■ WRITTEN TASK:
Transcribe every record that appears below, exactly and in full.
═════ TASK DATA ═════
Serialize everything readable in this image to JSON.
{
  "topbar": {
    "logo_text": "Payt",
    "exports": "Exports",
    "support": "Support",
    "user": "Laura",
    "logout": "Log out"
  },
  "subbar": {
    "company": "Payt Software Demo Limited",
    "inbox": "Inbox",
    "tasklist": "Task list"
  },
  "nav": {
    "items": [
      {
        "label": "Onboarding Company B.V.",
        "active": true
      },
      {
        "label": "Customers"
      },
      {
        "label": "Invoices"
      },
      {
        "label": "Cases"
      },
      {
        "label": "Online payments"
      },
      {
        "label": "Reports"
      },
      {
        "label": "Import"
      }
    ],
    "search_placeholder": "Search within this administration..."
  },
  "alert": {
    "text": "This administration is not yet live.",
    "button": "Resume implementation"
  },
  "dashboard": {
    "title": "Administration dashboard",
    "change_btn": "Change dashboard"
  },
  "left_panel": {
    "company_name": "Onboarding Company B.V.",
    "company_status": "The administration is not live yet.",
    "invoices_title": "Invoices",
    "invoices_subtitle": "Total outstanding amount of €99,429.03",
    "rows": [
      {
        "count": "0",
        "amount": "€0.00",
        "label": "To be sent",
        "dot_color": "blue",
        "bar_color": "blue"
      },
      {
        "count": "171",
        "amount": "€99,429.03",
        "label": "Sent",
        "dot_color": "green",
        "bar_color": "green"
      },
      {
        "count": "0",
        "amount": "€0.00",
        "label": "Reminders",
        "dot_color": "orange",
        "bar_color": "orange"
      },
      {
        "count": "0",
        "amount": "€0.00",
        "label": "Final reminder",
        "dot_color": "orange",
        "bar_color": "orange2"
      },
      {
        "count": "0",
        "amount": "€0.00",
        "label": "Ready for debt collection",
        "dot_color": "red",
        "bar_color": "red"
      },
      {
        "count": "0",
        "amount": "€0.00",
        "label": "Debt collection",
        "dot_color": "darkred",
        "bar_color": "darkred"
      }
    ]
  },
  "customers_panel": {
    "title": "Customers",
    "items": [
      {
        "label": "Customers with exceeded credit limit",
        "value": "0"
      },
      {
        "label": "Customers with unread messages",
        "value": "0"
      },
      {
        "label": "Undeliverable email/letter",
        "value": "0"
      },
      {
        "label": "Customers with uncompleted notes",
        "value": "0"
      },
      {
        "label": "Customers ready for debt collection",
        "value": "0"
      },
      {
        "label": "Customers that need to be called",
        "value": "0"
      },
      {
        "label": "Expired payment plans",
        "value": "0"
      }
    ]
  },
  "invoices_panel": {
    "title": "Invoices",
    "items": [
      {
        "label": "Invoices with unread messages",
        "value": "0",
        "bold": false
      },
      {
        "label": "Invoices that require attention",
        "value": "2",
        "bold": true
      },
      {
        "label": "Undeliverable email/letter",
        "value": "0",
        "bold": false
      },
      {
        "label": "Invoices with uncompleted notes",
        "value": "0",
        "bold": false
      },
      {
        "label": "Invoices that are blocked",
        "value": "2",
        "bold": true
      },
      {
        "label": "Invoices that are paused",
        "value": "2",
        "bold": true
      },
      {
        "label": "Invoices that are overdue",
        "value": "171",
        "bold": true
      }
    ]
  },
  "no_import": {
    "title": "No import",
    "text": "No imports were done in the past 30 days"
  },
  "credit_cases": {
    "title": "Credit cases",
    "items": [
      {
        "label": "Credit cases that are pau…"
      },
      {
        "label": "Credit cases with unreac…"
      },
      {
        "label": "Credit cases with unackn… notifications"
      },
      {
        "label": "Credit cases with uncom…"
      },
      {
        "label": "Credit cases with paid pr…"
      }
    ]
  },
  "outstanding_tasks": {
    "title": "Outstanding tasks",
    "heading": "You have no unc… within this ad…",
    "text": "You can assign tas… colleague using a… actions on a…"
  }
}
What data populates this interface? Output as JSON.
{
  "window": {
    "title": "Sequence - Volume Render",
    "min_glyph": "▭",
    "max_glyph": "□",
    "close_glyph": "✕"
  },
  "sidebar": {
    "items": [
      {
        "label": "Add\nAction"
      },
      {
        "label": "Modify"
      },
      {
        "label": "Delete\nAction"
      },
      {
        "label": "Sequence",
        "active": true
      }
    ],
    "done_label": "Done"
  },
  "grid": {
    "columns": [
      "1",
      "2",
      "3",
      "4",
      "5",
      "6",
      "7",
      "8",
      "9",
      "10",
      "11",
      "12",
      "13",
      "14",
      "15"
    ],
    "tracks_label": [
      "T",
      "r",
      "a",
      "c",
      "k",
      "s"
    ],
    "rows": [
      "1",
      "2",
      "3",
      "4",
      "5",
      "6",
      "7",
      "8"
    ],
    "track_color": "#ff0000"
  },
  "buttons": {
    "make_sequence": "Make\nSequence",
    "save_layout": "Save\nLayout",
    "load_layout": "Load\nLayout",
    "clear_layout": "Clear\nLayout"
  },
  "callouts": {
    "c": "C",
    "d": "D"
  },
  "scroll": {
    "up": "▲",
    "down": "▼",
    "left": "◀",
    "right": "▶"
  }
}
═════
■ RESULT:
Serialize everything readable in this image to JSON.
{
  "topbar": {
    "logo_text": "Payt",
    "exports": "Exports",
    "support": "Support",
    "user": "Laura",
    "logout": "Log out"
  },
  "subbar": {
    "company": "Payt Software Demo Limited",
    "inbox": "Inbox",
    "tasklist": "Task list"
  },
  "nav": {
    "items": [
      {
        "label": "Onboarding Company B.V.",
        "active": true
      },
      {
        "label": "Customers"
      },
      {
        "label": "Invoices"
      },
      {
        "label": "Cases"
      },
      {
        "label": "Online payments"
      },
      {
        "label": "Reports"
      },
      {
        "label": "Import"
      }
    ],
    "search_placeholder": "Search within this administration..."
  },
  "alert": {
    "text": "This administration is not yet live.",
    "button": "Resume implementation"
  },
  "dashboard": {
    "title": "Administration dashboard",
    "change_btn": "Change dashboard"
  },
  "left_panel": {
    "company_name": "Onboarding Company B.V.",
    "company_status": "The administration is not live yet.",
    "invoices_title": "Invoices",
    "invoices_subtitle": "Total outstanding amount of €99,429.03",
    "rows": [
      {
        "count": "0",
        "amount": "€0.00",
        "label": "To be sent",
        "dot_color": "blue",
        "bar_color": "blue"
      },
      {
        "count": "171",
        "amount": "€99,429.03",
        "label": "Sent",
        "dot_color": "green",
        "bar_color": "green"
      },
      {
        "count": "0",
        "amount": "€0.00",
        "label": "Reminders",
        "dot_color": "orange",
        "bar_color": "orange"
      },
      {
        "count": "0",
        "amount": "€0.00",
        "label": "Final reminder",
        "dot_color": "orange",
        "bar_color": "orange2"
      },
      {
        "count": "0",
        "amount": "€0.00",
        "label": "Ready for debt collection",
        "dot_color": "red",
        "bar_color": "red"
      },
      {
        "count": "0",
        "amount": "€0.00",
        "label": "Debt collection",
        "dot_color": "darkred",
        "bar_color": "darkred"
      }
    ]
  },
  "customers_panel": {
    "title": "Customers",
    "items": [
      {
        "label": "Customers with exceeded credit limit",
        "value": "0"
      },
      {
        "label": "Customers with unread messages",
        "value": "0"
      },
      {
        "label": "Undeliverable email/letter",
        "value": "0"
      },
      {
        "label": "Customers with uncompleted notes",
        "value": "0"
      },
      {
        "label": "Customers ready for debt collection",
        "value": "0"
      },
      {
        "label": "Customers that need to be called",
        "value": "0"
      },
      {
        "label": "Expired payment plans",
        "value": "0"
      }
    ]
  },
  "invoices_panel": {
    "title": "Invoices",
    "items": [
      {
        "label": "Invoices with unread messages",
        "value": "0",
        "bold": false
      },
      {
        "label": "Invoices that require attention",
        "value": "2",
        "bold": true
      },
      {
        "label": "Undeliverable email/letter",
        "value": "0",
        "bold": false
      },
      {
        "label": "Invoices with uncompleted notes",
        "value": "0",
        "bold": false
      },
      {
        "label": "Invoices that are blocked",
        "value": "2",
        "bold": true
      },
      {
        "label": "Invoices that are paused",
        "value": "2",
        "bold": true
      },
      {
        "label": "Invoices that are overdue",
        "value": "171",
        "bold": true
      }
    ]
  },
  "no_import": {
    "title": "No import",
    "text": "No imports were done in the past 30 days"
  },
  "credit_cases": {
    "title": "Credit cases",
    "items": [
      {
        "label": "Credit cases that are pau…"
      },
      {
        "label": "Credit cases with unreac…"
      },
      {
        "label": "Credit cases with unackn… notifications"
      },
      {
        "label": "Credit cases with uncom…"
      },
      {
        "label": "Credit cases with paid pr…"
      }
    ]
  },
  "outstanding_tasks": {
    "title": "Outstanding tasks",
    "heading": "You have no unc… within this ad…",
    "text": "You can assign tas… colleague using a… actions on a…"
  }
}
What data populates this interface? Output as JSON.
{
  "window": {
    "title": "Sequence - Volume Render",
    "min_glyph": "▭",
    "max_glyph": "□",
    "close_glyph": "✕"
  },
  "sidebar": {
    "items": [
      {
        "label": "Add\nAction"
      },
      {
        "label": "Modify"
      },
      {
        "label": "Delete\nAction"
      },
      {
        "label": "Sequence",
        "active": true
      }
    ],
    "done_label": "Done"
  },
  "grid": {
    "columns": [
      "1",
      "2",
      "3",
      "4",
      "5",
      "6",
      "7",
      "8",
      "9",
      "10",
      "11",
      "12",
      "13",
      "14",
      "15"
    ],
    "tracks_label": [
      "T",
      "r",
      "a",
      "c",
      "k",
      "s"
    ],
    "rows": [
      "1",
      "2",
      "3",
      "4",
      "5",
      "6",
      "7",
      "8"
    ],
    "track_color": "#ff0000"
  },
  "buttons": {
    "make_sequence": "Make\nSequence",
    "save_layout": "Save\nLayout",
    "load_layout": "Load\nLayout",
    "clear_layout": "Clear\nLayout"
  },
  "callouts": {
    "c": "C",
    "d": "D"
  },
  "scroll": {
    "up": "▲",
    "down": "▼",
    "left": "◀",
    "right": "▶"
  }
}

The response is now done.